DIRECTIVE ->
List all lines in the material below that contain "screen".

** start **

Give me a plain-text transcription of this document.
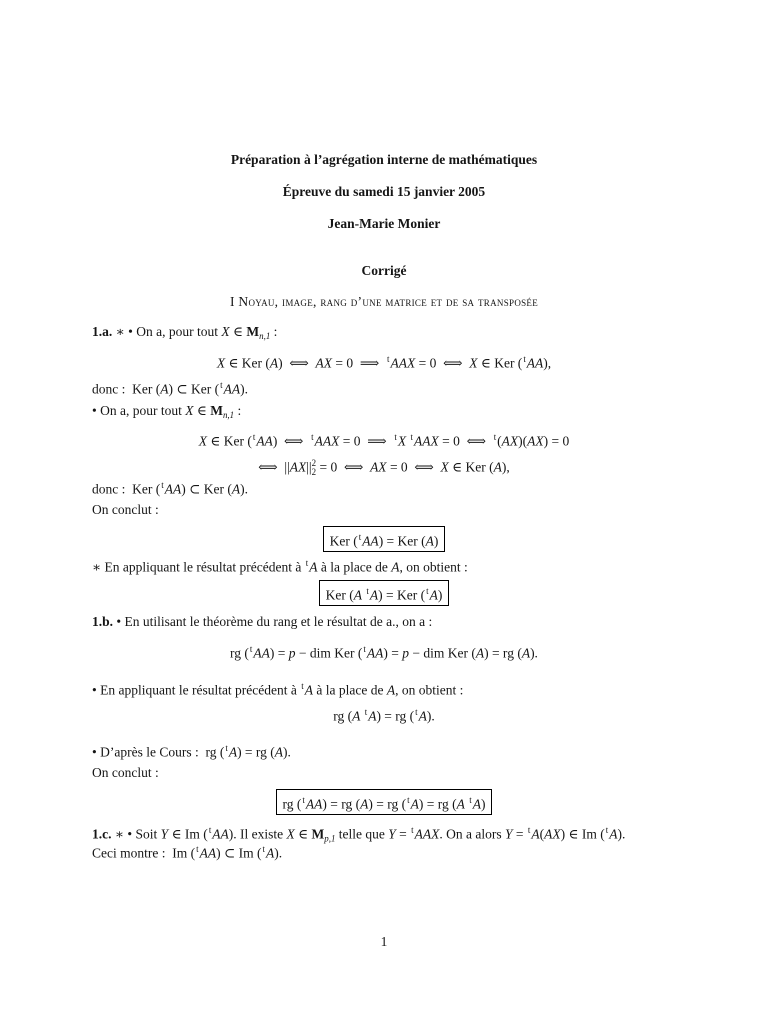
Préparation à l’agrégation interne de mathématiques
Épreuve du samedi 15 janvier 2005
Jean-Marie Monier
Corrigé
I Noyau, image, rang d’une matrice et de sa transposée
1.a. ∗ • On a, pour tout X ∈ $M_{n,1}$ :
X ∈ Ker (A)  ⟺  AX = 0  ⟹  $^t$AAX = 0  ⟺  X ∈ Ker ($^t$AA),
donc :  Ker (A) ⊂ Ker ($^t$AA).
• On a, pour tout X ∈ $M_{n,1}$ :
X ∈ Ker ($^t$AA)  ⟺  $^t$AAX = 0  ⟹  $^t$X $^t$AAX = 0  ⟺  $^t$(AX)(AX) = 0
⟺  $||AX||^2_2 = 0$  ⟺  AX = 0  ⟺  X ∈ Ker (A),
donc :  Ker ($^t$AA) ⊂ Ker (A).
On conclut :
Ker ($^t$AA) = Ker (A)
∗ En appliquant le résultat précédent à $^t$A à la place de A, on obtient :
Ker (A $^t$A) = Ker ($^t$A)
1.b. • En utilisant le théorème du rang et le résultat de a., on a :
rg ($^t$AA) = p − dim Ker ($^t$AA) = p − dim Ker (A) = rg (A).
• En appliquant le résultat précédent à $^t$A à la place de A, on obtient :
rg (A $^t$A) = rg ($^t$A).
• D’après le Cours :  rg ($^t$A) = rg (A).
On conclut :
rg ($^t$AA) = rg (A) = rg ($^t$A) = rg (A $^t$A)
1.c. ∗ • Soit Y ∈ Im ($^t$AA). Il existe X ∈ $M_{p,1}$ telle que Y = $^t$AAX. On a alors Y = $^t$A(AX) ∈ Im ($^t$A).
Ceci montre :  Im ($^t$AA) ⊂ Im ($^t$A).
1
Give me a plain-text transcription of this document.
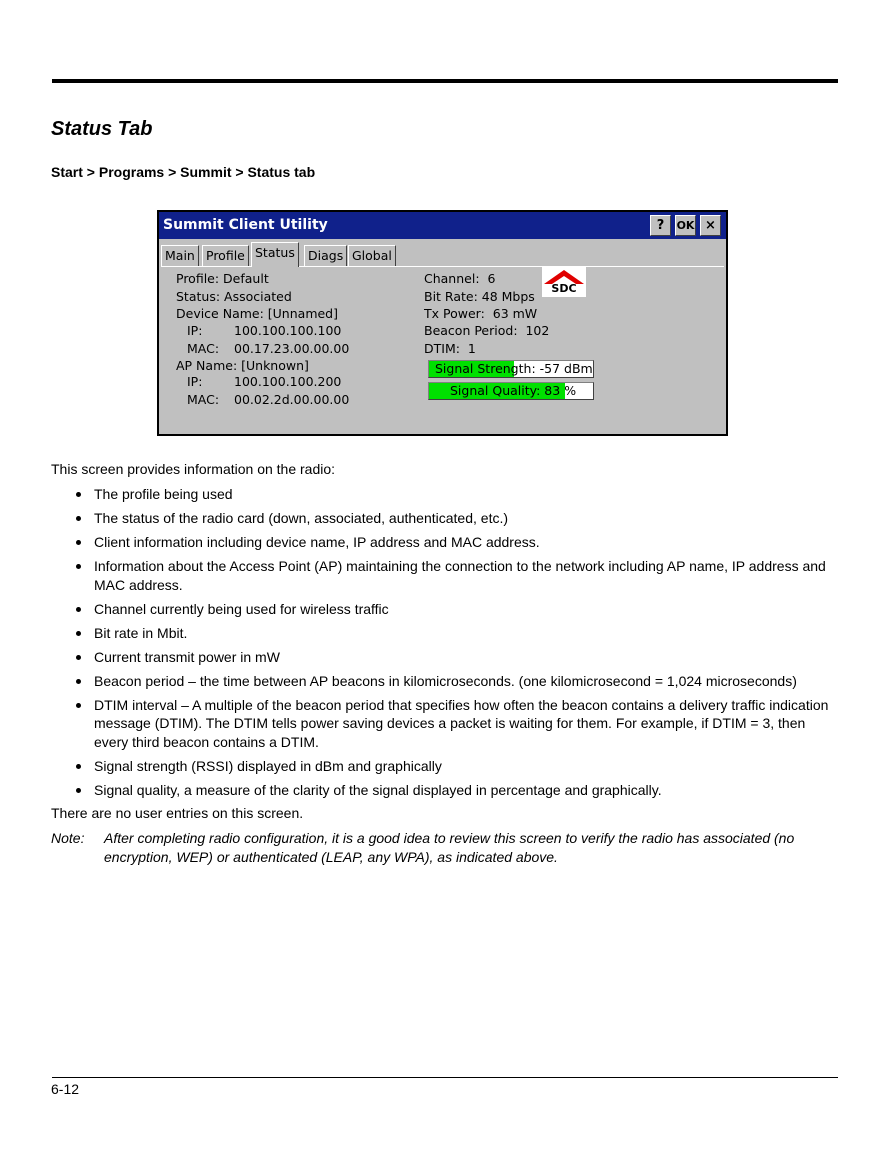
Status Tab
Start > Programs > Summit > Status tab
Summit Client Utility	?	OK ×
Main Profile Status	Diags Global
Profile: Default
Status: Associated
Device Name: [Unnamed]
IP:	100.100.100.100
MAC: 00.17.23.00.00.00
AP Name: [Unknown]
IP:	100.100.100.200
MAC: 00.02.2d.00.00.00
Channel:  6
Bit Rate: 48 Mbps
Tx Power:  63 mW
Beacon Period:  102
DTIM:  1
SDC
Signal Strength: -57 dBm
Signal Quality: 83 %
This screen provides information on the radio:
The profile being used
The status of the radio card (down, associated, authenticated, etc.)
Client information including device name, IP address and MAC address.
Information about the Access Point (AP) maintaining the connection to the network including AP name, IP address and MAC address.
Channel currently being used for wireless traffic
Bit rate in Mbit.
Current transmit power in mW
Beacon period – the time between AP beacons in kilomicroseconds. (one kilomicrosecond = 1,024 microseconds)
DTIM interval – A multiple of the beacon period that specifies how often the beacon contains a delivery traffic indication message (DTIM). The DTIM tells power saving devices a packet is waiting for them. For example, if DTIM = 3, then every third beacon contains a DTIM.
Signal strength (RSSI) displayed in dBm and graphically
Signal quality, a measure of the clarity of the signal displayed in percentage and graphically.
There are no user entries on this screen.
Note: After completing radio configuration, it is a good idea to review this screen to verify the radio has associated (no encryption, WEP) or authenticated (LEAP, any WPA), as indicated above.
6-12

** end **
** start **

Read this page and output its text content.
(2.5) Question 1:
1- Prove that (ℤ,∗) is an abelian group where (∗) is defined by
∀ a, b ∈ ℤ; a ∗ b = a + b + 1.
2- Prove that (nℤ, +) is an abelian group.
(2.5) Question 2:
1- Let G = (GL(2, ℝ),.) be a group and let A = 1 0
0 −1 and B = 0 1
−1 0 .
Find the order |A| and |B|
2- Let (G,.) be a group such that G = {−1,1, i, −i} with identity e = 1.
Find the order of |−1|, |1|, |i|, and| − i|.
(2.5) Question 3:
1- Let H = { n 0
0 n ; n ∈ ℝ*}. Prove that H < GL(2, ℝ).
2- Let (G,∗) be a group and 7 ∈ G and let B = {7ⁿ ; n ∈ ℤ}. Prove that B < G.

** end **

OUTPUT ->
This screen provides information on the radio:
There are no user entries on this screen.
Note: After completing radio configuration, it is a good idea to review this screen to verify the radio has associated (no encryption, WEP) or authenticated (LEAP, any WPA), as indicated above.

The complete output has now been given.